─── Given data ───
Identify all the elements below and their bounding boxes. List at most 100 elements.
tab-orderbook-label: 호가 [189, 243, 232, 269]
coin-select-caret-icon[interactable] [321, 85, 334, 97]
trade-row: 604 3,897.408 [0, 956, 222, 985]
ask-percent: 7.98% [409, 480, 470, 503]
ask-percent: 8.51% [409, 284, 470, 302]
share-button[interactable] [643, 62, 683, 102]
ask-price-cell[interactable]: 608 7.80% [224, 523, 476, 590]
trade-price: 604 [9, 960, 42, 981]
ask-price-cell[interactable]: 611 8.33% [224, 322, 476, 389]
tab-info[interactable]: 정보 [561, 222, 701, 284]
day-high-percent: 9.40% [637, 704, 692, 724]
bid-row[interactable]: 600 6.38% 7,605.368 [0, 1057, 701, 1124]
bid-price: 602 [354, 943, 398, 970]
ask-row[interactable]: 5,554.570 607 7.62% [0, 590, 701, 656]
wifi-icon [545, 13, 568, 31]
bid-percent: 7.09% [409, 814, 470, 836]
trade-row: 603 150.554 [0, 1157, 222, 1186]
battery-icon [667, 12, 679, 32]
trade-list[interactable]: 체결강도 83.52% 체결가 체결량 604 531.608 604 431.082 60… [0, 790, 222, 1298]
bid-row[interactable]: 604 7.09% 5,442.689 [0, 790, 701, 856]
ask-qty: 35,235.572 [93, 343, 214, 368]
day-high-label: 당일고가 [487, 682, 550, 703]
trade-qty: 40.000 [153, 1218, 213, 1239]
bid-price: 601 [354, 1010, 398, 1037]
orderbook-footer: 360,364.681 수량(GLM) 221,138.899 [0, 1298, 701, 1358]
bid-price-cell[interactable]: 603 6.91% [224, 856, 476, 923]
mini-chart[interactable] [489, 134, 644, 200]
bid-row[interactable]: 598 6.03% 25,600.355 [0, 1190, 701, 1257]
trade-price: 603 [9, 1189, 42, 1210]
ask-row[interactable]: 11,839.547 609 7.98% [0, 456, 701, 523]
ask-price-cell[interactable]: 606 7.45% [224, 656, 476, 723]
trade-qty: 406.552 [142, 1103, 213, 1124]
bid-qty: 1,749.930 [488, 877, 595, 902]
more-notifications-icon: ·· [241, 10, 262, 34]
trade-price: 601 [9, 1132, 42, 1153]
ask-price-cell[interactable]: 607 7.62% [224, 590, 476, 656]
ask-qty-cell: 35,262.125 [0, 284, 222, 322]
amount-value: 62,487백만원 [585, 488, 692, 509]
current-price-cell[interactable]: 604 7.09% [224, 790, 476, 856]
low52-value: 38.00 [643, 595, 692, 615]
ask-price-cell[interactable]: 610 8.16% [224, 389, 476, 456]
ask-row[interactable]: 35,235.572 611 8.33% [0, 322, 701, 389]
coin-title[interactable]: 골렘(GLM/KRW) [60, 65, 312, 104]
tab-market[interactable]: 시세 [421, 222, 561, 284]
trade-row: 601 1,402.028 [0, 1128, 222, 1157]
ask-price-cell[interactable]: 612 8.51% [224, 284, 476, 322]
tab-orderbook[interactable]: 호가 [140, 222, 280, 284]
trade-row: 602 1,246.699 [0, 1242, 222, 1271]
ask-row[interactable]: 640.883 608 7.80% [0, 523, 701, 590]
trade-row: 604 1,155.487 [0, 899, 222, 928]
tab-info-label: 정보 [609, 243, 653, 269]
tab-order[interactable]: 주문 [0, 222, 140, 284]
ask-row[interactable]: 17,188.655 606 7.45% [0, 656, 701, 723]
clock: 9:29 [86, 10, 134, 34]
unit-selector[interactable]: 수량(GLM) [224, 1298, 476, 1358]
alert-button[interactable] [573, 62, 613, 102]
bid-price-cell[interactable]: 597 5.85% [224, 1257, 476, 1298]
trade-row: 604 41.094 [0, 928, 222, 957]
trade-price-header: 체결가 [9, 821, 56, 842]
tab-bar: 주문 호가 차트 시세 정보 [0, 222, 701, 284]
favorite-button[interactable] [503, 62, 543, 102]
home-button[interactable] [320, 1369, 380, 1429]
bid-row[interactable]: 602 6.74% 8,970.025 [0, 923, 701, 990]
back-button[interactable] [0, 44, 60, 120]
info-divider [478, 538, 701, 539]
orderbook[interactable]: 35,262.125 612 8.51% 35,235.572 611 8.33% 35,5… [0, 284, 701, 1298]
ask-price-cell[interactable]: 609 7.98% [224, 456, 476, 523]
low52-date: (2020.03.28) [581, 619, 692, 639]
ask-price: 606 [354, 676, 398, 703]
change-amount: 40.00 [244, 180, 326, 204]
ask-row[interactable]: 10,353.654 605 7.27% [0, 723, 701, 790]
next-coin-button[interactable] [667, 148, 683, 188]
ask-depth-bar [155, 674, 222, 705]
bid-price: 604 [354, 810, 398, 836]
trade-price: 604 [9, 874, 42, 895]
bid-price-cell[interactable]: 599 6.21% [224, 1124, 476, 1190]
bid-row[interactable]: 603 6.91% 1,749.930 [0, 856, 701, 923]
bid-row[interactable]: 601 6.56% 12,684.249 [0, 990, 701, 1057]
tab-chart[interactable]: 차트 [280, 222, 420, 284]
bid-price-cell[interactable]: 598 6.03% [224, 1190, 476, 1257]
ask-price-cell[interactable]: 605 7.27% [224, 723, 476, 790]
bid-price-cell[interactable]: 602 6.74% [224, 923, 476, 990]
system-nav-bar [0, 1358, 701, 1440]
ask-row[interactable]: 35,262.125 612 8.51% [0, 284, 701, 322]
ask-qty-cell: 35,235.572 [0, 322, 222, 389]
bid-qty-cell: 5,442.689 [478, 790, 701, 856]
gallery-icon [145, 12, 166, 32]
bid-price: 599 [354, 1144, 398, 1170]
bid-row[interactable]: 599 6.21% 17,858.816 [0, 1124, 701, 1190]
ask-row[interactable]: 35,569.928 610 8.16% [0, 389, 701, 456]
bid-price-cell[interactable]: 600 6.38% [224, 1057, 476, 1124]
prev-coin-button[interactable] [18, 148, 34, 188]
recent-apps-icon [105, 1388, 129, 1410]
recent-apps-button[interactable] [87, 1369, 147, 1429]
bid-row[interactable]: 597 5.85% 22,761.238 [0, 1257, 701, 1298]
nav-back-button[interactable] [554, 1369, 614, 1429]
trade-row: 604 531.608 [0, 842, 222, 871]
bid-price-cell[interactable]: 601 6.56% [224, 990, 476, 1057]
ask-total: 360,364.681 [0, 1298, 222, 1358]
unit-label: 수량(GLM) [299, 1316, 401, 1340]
───
What to produce:
Reproduce the records above line for line, without any changes.

Task result:
Identify all the elements below and their bounding boxes. List at most 100 elements.
tab-orderbook-label: 호가 [189, 243, 232, 269]
coin-select-caret-icon[interactable] [321, 85, 334, 97]
trade-row: 604 3,897.408 [0, 956, 222, 985]
ask-percent: 7.98% [409, 480, 470, 503]
ask-percent: 8.51% [409, 284, 470, 302]
share-button[interactable] [643, 62, 683, 102]
ask-price-cell[interactable]: 608 7.80% [224, 523, 476, 590]
trade-price: 604 [9, 960, 42, 981]
ask-price-cell[interactable]: 611 8.33% [224, 322, 476, 389]
tab-info[interactable]: 정보 [561, 222, 701, 284]
day-high-percent: 9.40% [637, 704, 692, 724]
bid-row[interactable]: 600 6.38% 7,605.368 [0, 1057, 701, 1124]
bid-price: 602 [354, 943, 398, 970]
ask-row[interactable]: 5,554.570 607 7.62% [0, 590, 701, 656]
wifi-icon [545, 13, 568, 31]
bid-percent: 7.09% [409, 814, 470, 836]
trade-row: 603 150.554 [0, 1157, 222, 1186]
battery-icon [667, 12, 679, 32]
trade-list[interactable]: 체결강도 83.52% 체결가 체결량 604 531.608 604 431.082 60… [0, 790, 222, 1298]
bid-row[interactable]: 604 7.09% 5,442.689 [0, 790, 701, 856]
ask-qty: 35,235.572 [93, 343, 214, 368]
day-high-label: 당일고가 [487, 682, 550, 703]
trade-qty: 40.000 [153, 1218, 213, 1239]
bid-price: 601 [354, 1010, 398, 1037]
orderbook-footer: 360,364.681 수량(GLM) 221,138.899 [0, 1298, 701, 1358]
bid-price-cell[interactable]: 603 6.91% [224, 856, 476, 923]
mini-chart[interactable] [489, 134, 644, 200]
bid-row[interactable]: 598 6.03% 25,600.355 [0, 1190, 701, 1257]
trade-price: 603 [9, 1189, 42, 1210]
ask-row[interactable]: 11,839.547 609 7.98% [0, 456, 701, 523]
ask-price-cell[interactable]: 606 7.45% [224, 656, 476, 723]
trade-qty: 406.552 [142, 1103, 213, 1124]
bid-qty: 1,749.930 [488, 877, 595, 902]
more-notifications-icon: ·· [241, 10, 262, 34]
trade-price: 601 [9, 1132, 42, 1153]
ask-price-cell[interactable]: 607 7.62% [224, 590, 476, 656]
ask-qty-cell: 35,262.125 [0, 284, 222, 322]
amount-value: 62,487백만원 [585, 488, 692, 509]
current-price-cell[interactable]: 604 7.09% [224, 790, 476, 856]
low52-value: 38.00 [643, 595, 692, 615]
ask-price-cell[interactable]: 610 8.16% [224, 389, 476, 456]
ask-row[interactable]: 35,235.572 611 8.33% [0, 322, 701, 389]
coin-title[interactable]: 골렘(GLM/KRW) [60, 65, 312, 104]
tab-market[interactable]: 시세 [421, 222, 561, 284]
trade-row: 601 1,402.028 [0, 1128, 222, 1157]
ask-price-cell[interactable]: 612 8.51% [224, 284, 476, 322]
tab-orderbook[interactable]: 호가 [140, 222, 280, 284]
trade-row: 602 1,246.699 [0, 1242, 222, 1271]
ask-row[interactable]: 640.883 608 7.80% [0, 523, 701, 590]
trade-row: 604 1,155.487 [0, 899, 222, 928]
tab-info-label: 정보 [609, 243, 653, 269]
tab-order[interactable]: 주문 [0, 222, 140, 284]
ask-row[interactable]: 17,188.655 606 7.45% [0, 656, 701, 723]
clock: 9:29 [86, 10, 134, 34]
unit-selector[interactable]: 수량(GLM) [224, 1298, 476, 1358]
alert-button[interactable] [573, 62, 613, 102]
bid-price-cell[interactable]: 597 5.85% [224, 1257, 476, 1298]
trade-row: 604 41.094 [0, 928, 222, 957]
trade-price-header: 체결가 [9, 821, 56, 842]
tab-bar: 주문 호가 차트 시세 정보 [0, 222, 701, 284]
favorite-button[interactable] [503, 62, 543, 102]
home-button[interactable] [320, 1369, 380, 1429]
bid-row[interactable]: 602 6.74% 8,970.025 [0, 923, 701, 990]
back-button[interactable] [0, 44, 60, 120]
info-divider [478, 538, 701, 539]
orderbook[interactable]: 35,262.125 612 8.51% 35,235.572 611 8.33% 35,5… [0, 284, 701, 1298]
ask-price-cell[interactable]: 609 7.98% [224, 456, 476, 523]
low52-date: (2020.03.28) [581, 619, 692, 639]
ask-price: 606 [354, 676, 398, 703]
change-amount: 40.00 [244, 180, 326, 204]
ask-row[interactable]: 10,353.654 605 7.27% [0, 723, 701, 790]
next-coin-button[interactable] [667, 148, 683, 188]
ask-depth-bar [155, 674, 222, 705]
bid-price: 604 [354, 810, 398, 836]
trade-price: 604 [9, 874, 42, 895]
bid-price-cell[interactable]: 599 6.21% [224, 1124, 476, 1190]
bid-row[interactable]: 603 6.91% 1,749.930 [0, 856, 701, 923]
bid-row[interactable]: 601 6.56% 12,684.249 [0, 990, 701, 1057]
tab-chart[interactable]: 차트 [280, 222, 420, 284]
bid-price-cell[interactable]: 598 6.03% [224, 1190, 476, 1257]
ask-price-cell[interactable]: 605 7.27% [224, 723, 476, 790]
bid-price-cell[interactable]: 602 6.74% [224, 923, 476, 990]
system-nav-bar [0, 1358, 701, 1440]
ask-row[interactable]: 35,262.125 612 8.51% [0, 284, 701, 322]
ask-qty-cell: 35,235.572 [0, 322, 222, 389]
bid-qty-cell: 5,442.689 [478, 790, 701, 856]
gallery-icon [145, 12, 166, 32]
bid-price: 599 [354, 1144, 398, 1170]
bid-row[interactable]: 599 6.21% 17,858.816 [0, 1124, 701, 1190]
ask-row[interactable]: 35,569.928 610 8.16% [0, 389, 701, 456]
bid-price-cell[interactable]: 600 6.38% [224, 1057, 476, 1124]
prev-coin-button[interactable] [18, 148, 34, 188]
recent-apps-icon [105, 1388, 129, 1410]
recent-apps-button[interactable] [87, 1369, 147, 1429]
bid-row[interactable]: 597 5.85% 22,761.238 [0, 1257, 701, 1298]
nav-back-button[interactable] [554, 1369, 614, 1429]
trade-row: 604 531.608 [0, 842, 222, 871]
bid-price-cell[interactable]: 601 6.56% [224, 990, 476, 1057]
ask-total: 360,364.681 [0, 1298, 222, 1358]
unit-label: 수량(GLM) [299, 1316, 401, 1340]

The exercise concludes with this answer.